THE REQUEST: Repeat each entry as written and leave the images out of the copy.

STORED RECORDS:
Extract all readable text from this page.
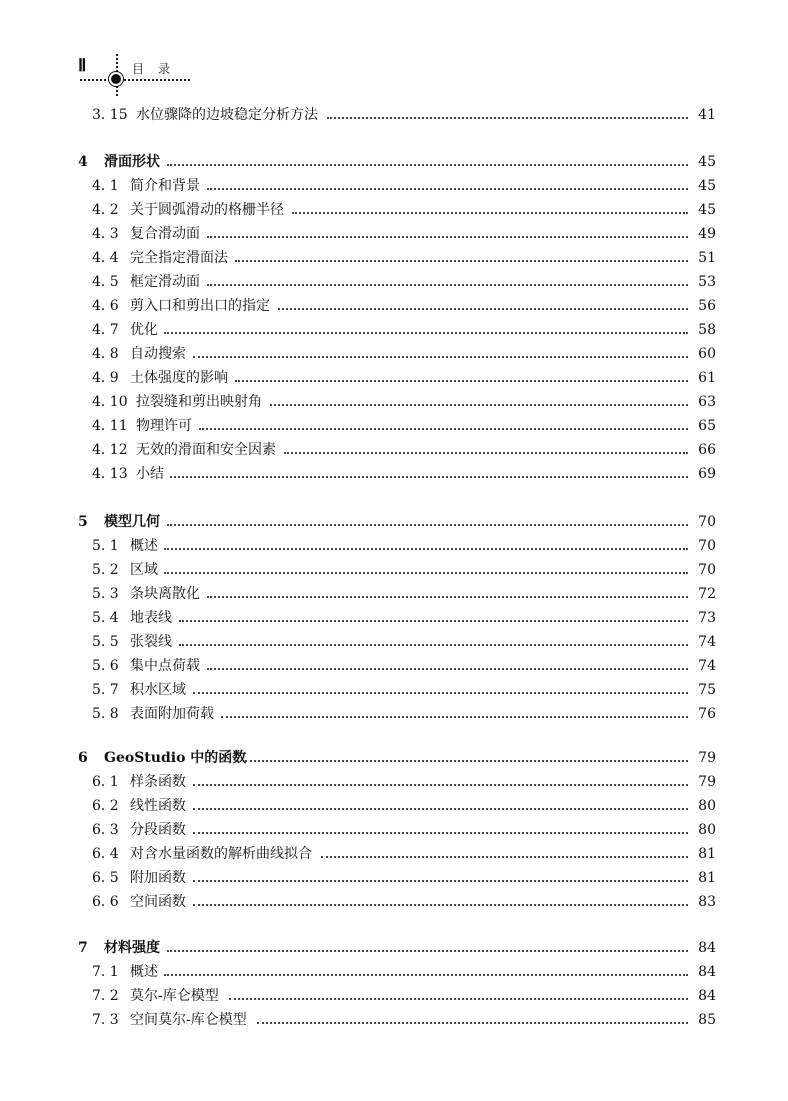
Ⅱ	目录
3. 15 水位骤降的边坡稳定分析方法	41
4 滑面形状	45
4. 1 简介和背景	45
4. 2 关于圆弧滑动的格栅半径	45
4. 3 复合滑动面	49
4. 4 完全指定滑面法	51
4. 5 框定滑动面	53
4. 6 剪入口和剪出口的指定	56
4. 7 优化	58
4. 8 自动搜索	60
4. 9 土体强度的影响	61
4. 10 拉裂缝和剪出映射角	63
4. 11 物理许可	65
4. 12 无效的滑面和安全因素	66
4. 13 小结	69
5 模型几何	70
5. 1 概述	70
5. 2 区域	70
5. 3 条块离散化	72
5. 4 地表线	73
5. 5 张裂线	74
5. 6 集中点荷载	74
5. 7 积水区域	75
5. 8 表面附加荷载	76
6 GeoStudio 中的函数	79
6. 1 样条函数	79
6. 2 线性函数	80
6. 3 分段函数	80
6. 4 对含水量函数的解析曲线拟合	81
6. 5 附加函数	81
6. 6 空间函数	83
7 材料强度	84
7. 1 概述	84
7. 2 莫尔-库仑模型	84
7. 3 空间莫尔-库仑模型	85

SOLVED PROBLEM:
Extract all readable text from this page.
Ⅱ	目录
3. 15 水位骤降的边坡稳定分析方法	41
4 滑面形状	45
4. 1 简介和背景	45
4. 2 关于圆弧滑动的格栅半径	45
4. 3 复合滑动面	49
4. 4 完全指定滑面法	51
4. 5 框定滑动面	53
4. 6 剪入口和剪出口的指定	56
4. 7 优化	58
4. 8 自动搜索	60
4. 9 土体强度的影响	61
4. 10 拉裂缝和剪出映射角	63
4. 11 物理许可	65
4. 12 无效的滑面和安全因素	66
4. 13 小结	69
5 模型几何	70
5. 1 概述	70
5. 2 区域	70
5. 3 条块离散化	72
5. 4 地表线	73
5. 5 张裂线	74
5. 6 集中点荷载	74
5. 7 积水区域	75
5. 8 表面附加荷载	76
6 GeoStudio 中的函数	79
6. 1 样条函数	79
6. 2 线性函数	80
6. 3 分段函数	80
6. 4 对含水量函数的解析曲线拟合	81
6. 5 附加函数	81
6. 6 空间函数	83
7 材料强度	84
7. 1 概述	84
7. 2 莫尔-库仑模型	84
7. 3 空间莫尔-库仑模型	85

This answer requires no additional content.